_Письменное задание 1_
Перепишите записи дословно: всё от строки, содержащей "chevron-right-icon[interactable]: > [212, 280, 223, 295]", и вниз до строки, содержащей "folder-name: Documents [256, 184, 336, 201]", включая обе эти строки.

_Фрагмент источника_
Гений формы


10 июля исполнилось я 150 лет со дня рождения скульптора Сергея Конёнкова.

Иван Ефремов в своём "Лезвии бритвы" даёт описание деревянной скульптуры на выставке современного искусства: "Отсюда, с расстояния в несколько десятков метров, статуя вызывала особое впечатление. Не монументального величия — нет, изображение Анны было выполнено совершенно другим способом. Незнакомый с техникой скульптуры Гирин мог назвать его для себя "живым". И в то же время размеры статуи как бы отделяли её от обыденности, заставляли невольно сосредоточивать на ней внимание и воспринимать её красоту… Чтобы соблюсти пропорциональность, ноги пришлось утолстить, сделать сильнее, икроножные мышцы и валики мускулов над коленями. Как много здесь… силы. И вдобавок не просто силы, а силы пола, эротической".

Писатель был вдохновлён конкретным произведением — "Текстильщицей" Сергея Конёнкова, хотя ваятель из "Лезвия бритвы" не имел к Конёнкову никакого отношения. Ефремова поразили мощь и ни с чем не сравнимая красота женщины. "Текстильщица" была чувственная, тёплая, витальная.

Широкобёдрая "Текстильщица" создавалась для оформления павильона Текстильной промышленности на 1-й Всероссийской сельскохозяйственной и кустарной выставке. Экспозиция открылась летом 1923 года на территории нынешнего парка Горького. В начале 1920-х Конёнков был уже мэтром, имевшим за плечами и триумфы, и поражения, и колоссальный опыт.

10 июля исполняется 150 лет со дня рождения скульптора, и потому наш сегодняшний разговор о нём, о Сергее Тимофеевиче Конёнкове. Родился он в 1874 году, в деревне Верхние Караковичи, что на Десне. Конёнковы слыли зажиточными и смогли выкупить себя из крепостной зависимости задолго до объявленной "воли". Большое семейство, где верховодили справные мужики! В своих мемуарах Конёнков отмечал: "Наш прадед, Иван Сергеевич Конёнков, в грозную пору нашествия Наполеона на Россию вместе с другими крестьянами партизанил в ельнинских лесах. По преданию, это был высокий, богатырского сложения мужик с седой, до пояса, бородой". Эту величавую стать унаследовал и потомок, прошедший путь от крестьянского мальчика до академика, чьи работы восхищали и восхищают весь мир.

_Письменное задание 2_
Определите, согласуется ли каждое утверждение с отрывком о Конёнкове. Ответьте «да» или «нет» и приведите точную цитату из отрывка, которая это решает.
(а) Конёнков родился в 1874 году.
(б) Выставка, для которой создавалась «Текстильщица», открылась летом 1925 года.
(в) Ваятель из «Лезвия бритвы» имел отношение к Конёнкову.

_Исходные данные_

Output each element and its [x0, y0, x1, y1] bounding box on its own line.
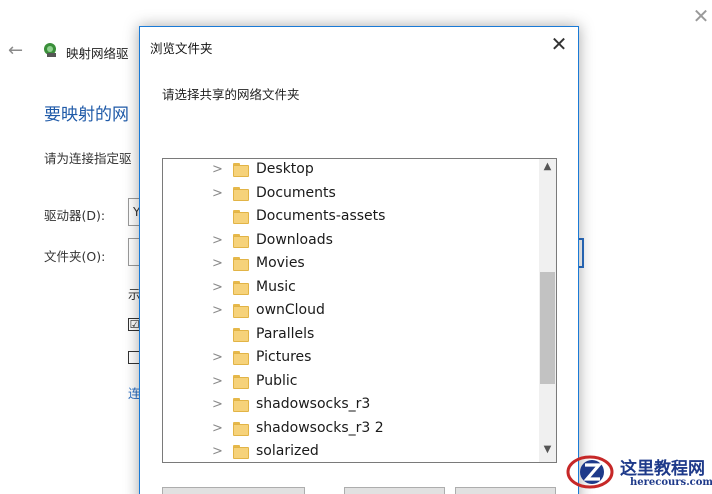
chevron-right-icon[interactable]: > [212, 280, 223, 295]
new-folder-button[interactable] [162, 487, 305, 494]
folder-icon [233, 304, 249, 318]
tree-row[interactable]: Parallels [163, 324, 539, 348]
chevron-right-icon[interactable]: > [212, 374, 223, 389]
folder-name: shadowsocks_r3 [256, 396, 371, 412]
folder-name: Pictures [256, 349, 312, 365]
wizard-heading: 要映射的网 [44, 105, 129, 125]
folder-name: Desktop [256, 161, 314, 177]
folder-icon [233, 186, 249, 201]
chevron-right-icon[interactable]: > [212, 444, 223, 459]
folder-icon [233, 280, 249, 295]
tree-row[interactable]: Documents-assets [163, 206, 539, 230]
folder-name: Parallels [256, 325, 315, 342]
watermark-url: herecours.com [630, 477, 712, 488]
folder-name: shadowsocks_r3 2 [256, 419, 384, 436]
folder-name: Documents-assets [256, 208, 386, 224]
wizard-close-icon[interactable]: ✕ [690, 4, 712, 28]
chevron-right-icon[interactable]: > [212, 162, 223, 177]
chevron-right-icon[interactable]: > [212, 350, 223, 365]
back-arrow-icon[interactable]: ← [8, 40, 23, 61]
folder-tree[interactable]: > Desktop > Documents Documents-assets > Downl… [162, 158, 557, 463]
tree-row[interactable]: > solarized [163, 441, 539, 462]
folder-label: 文件夹(O): [44, 249, 106, 264]
chevron-right-icon[interactable]: > [212, 256, 223, 271]
dialog-title: 浏览文件夹 [150, 41, 213, 56]
chevron-right-icon[interactable]: > [212, 397, 223, 412]
folder-name: Documents [256, 184, 336, 201]
tree-scrollbar[interactable]: ▲ ▼ [539, 159, 556, 462]
folder-icon [233, 351, 249, 365]
dialog-close-icon[interactable]: ✕ [542, 31, 576, 59]
tree-row[interactable]: > Movies [163, 253, 539, 277]
folder-icon [233, 445, 249, 459]
folder-name: Public [256, 372, 298, 389]
folder-icon [233, 210, 249, 224]
browse-folder-dialog: 浏览文件夹 ✕ 请选择共享的网络文件夹 > Desktop > Documents Do… [139, 26, 579, 494]
tree-row[interactable]: > Public [163, 371, 539, 395]
tree-row[interactable]: > Desktop [163, 159, 539, 183]
tree-row[interactable]: > Pictures [163, 347, 539, 371]
wizard-description: 请为连接指定驱 [44, 151, 132, 166]
wizard-title: 映射网络驱 [66, 46, 129, 61]
folder-icon [233, 327, 249, 342]
tree-row[interactable]: > Music [163, 277, 539, 301]
folder-name: Downloads [256, 231, 333, 248]
chevron-right-icon[interactable]: > [212, 303, 223, 318]
dialog-titlebar[interactable]: 浏览文件夹 ✕ [140, 27, 578, 63]
network-drive-icon [44, 43, 56, 57]
cancel-button[interactable] [455, 487, 556, 494]
scroll-down-icon[interactable]: ▼ [539, 444, 556, 460]
dialog-prompt: 请选择共享的网络文件夹 [162, 87, 300, 102]
tree-row[interactable]: > shadowsocks_r3 [163, 394, 539, 418]
folder-name: Music [256, 278, 296, 295]
folder-icon [233, 163, 249, 177]
folder-icon [233, 398, 249, 412]
drive-label: 驱动器(D): [44, 208, 106, 223]
tree-row[interactable]: > shadowsocks_r3 2 [163, 418, 539, 442]
folder-icon [233, 233, 249, 248]
scroll-up-icon[interactable]: ▲ [539, 161, 556, 177]
folder-name: Movies [256, 255, 305, 271]
chevron-right-icon[interactable]: > [212, 186, 223, 201]
scroll-thumb[interactable] [540, 272, 555, 384]
folder-icon [233, 374, 249, 389]
tree-row[interactable]: > ownCloud [163, 300, 539, 324]
folder-name: solarized [256, 443, 319, 459]
ok-button[interactable] [344, 487, 445, 494]
watermark-name: 这里教程网 [620, 459, 705, 479]
folder-icon [233, 421, 249, 436]
chevron-right-icon[interactable]: > [212, 421, 223, 436]
folder-icon [233, 257, 249, 271]
watermark-logo [566, 455, 614, 489]
folder-name: ownCloud [256, 302, 325, 318]
tree-row[interactable]: > Downloads [163, 230, 539, 254]
tree-row[interactable]: > Documents [163, 183, 539, 207]
chevron-right-icon[interactable]: > [212, 233, 223, 248]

_Полный ответ 1_
chevron-right-icon[interactable]: > [212, 280, 223, 295]
new-folder-button[interactable] [162, 487, 305, 494]
folder-icon [233, 304, 249, 318]
tree-row[interactable]: Parallels [163, 324, 539, 348]
chevron-right-icon[interactable]: > [212, 374, 223, 389]
folder-name: shadowsocks_r3 [256, 396, 371, 412]
folder-name: Pictures [256, 349, 312, 365]
wizard-heading: 要映射的网 [44, 105, 129, 125]
folder-name: Desktop [256, 161, 314, 177]
folder-icon [233, 186, 249, 201]
chevron-right-icon[interactable]: > [212, 444, 223, 459]
folder-icon [233, 280, 249, 295]
tree-row[interactable]: Documents-assets [163, 206, 539, 230]
folder-name: Parallels [256, 325, 315, 342]
watermark-url: herecours.com [630, 477, 712, 488]
folder-name: shadowsocks_r3 2 [256, 419, 384, 436]
folder-name: Documents-assets [256, 208, 386, 224]
wizard-close-icon[interactable]: ✕ [690, 4, 712, 28]
chevron-right-icon[interactable]: > [212, 162, 223, 177]
chevron-right-icon[interactable]: > [212, 350, 223, 365]
back-arrow-icon[interactable]: ← [8, 40, 23, 61]
folder-tree[interactable]: > Desktop > Documents Documents-assets > Downl… [162, 158, 557, 463]
tree-row[interactable]: > solarized [163, 441, 539, 462]
folder-label: 文件夹(O): [44, 249, 106, 264]
chevron-right-icon[interactable]: > [212, 256, 223, 271]
dialog-title: 浏览文件夹 [150, 41, 213, 56]
chevron-right-icon[interactable]: > [212, 397, 223, 412]
folder-name: Documents [256, 184, 336, 201]

_Полный ответ 2_
(а) Да: «Родился он в 1874 году».
(б) Нет: «Экспозиция открылась летом 1923 года».
(в) Нет: «ваятель из "Лезвия бритвы" не имел к Конёнкову никакого отношения».